= WHAT YOU ARE ASKED TO DO =
Leave out the pictures and copy each record below exactly.

= MATERIAL FOR THIS TASK =

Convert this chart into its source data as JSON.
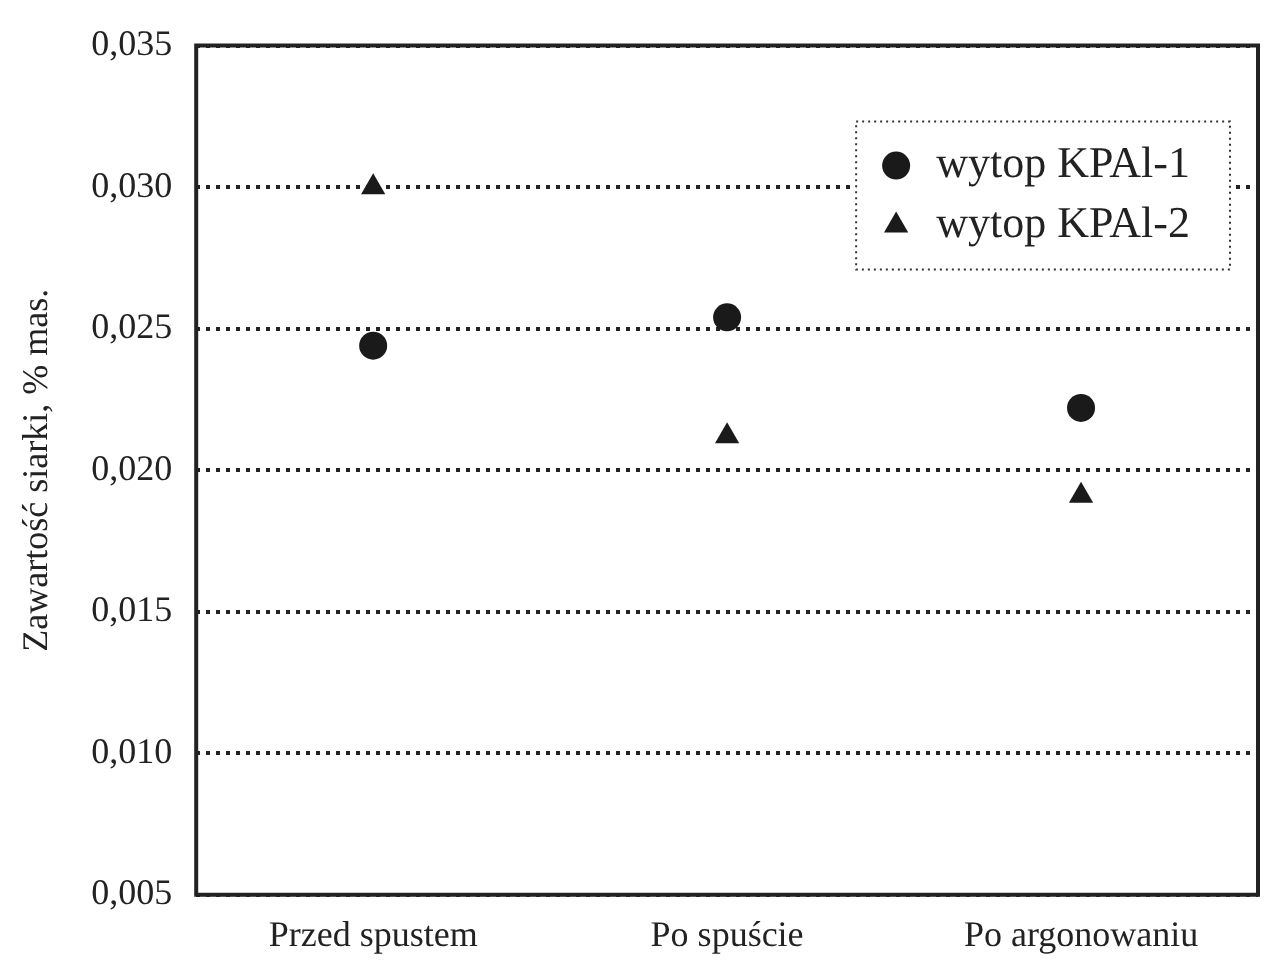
{
  "chart_data": {
    "type": "scatter",
    "ylabel": "Zawartość siarki, % mas.",
    "categories": [
      "Przed spustem",
      "Po spuście",
      "Po argonowaniu"
    ],
    "series": [
      {
        "name": "wytop KPAl-1",
        "color": "#1a1a1a",
        "marker": "circle",
        "values": [
          0.0244,
          0.0254,
          0.0222
        ]
      },
      {
        "name": "wytop KPAl-2",
        "color": "#1a1a1a",
        "marker": "triangle",
        "values": [
          0.03,
          0.0212,
          0.0191
        ]
      }
    ],
    "ylim": [
      0.005,
      0.035
    ],
    "yticks": [
      {
        "value": 0.005,
        "label": "0,005"
      },
      {
        "value": 0.01,
        "label": "0,010"
      },
      {
        "value": 0.015,
        "label": "0,015"
      },
      {
        "value": 0.02,
        "label": "0,020"
      },
      {
        "value": 0.025,
        "label": "0,025"
      },
      {
        "value": 0.03,
        "label": "0,030"
      },
      {
        "value": 0.035,
        "label": "0,035"
      }
    ],
    "grid": "y",
    "line_style": "dotted",
    "legend": "top right"
  }
}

= CORRECT RESULT =
Convert this chart into its source data as JSON.
{
  "chart_data": {
    "type": "scatter",
    "ylabel": "Zawartość siarki, % mas.",
    "categories": [
      "Przed spustem",
      "Po spuście",
      "Po argonowaniu"
    ],
    "series": [
      {
        "name": "wytop KPAl-1",
        "color": "#1a1a1a",
        "marker": "circle",
        "values": [
          0.0244,
          0.0254,
          0.0222
        ]
      },
      {
        "name": "wytop KPAl-2",
        "color": "#1a1a1a",
        "marker": "triangle",
        "values": [
          0.03,
          0.0212,
          0.0191
        ]
      }
    ],
    "ylim": [
      0.005,
      0.035
    ],
    "yticks": [
      {
        "value": 0.005,
        "label": "0,005"
      },
      {
        "value": 0.01,
        "label": "0,010"
      },
      {
        "value": 0.015,
        "label": "0,015"
      },
      {
        "value": 0.02,
        "label": "0,020"
      },
      {
        "value": 0.025,
        "label": "0,025"
      },
      {
        "value": 0.03,
        "label": "0,030"
      },
      {
        "value": 0.035,
        "label": "0,035"
      }
    ],
    "grid": "y",
    "line_style": "dotted",
    "legend": "top right"
  }
}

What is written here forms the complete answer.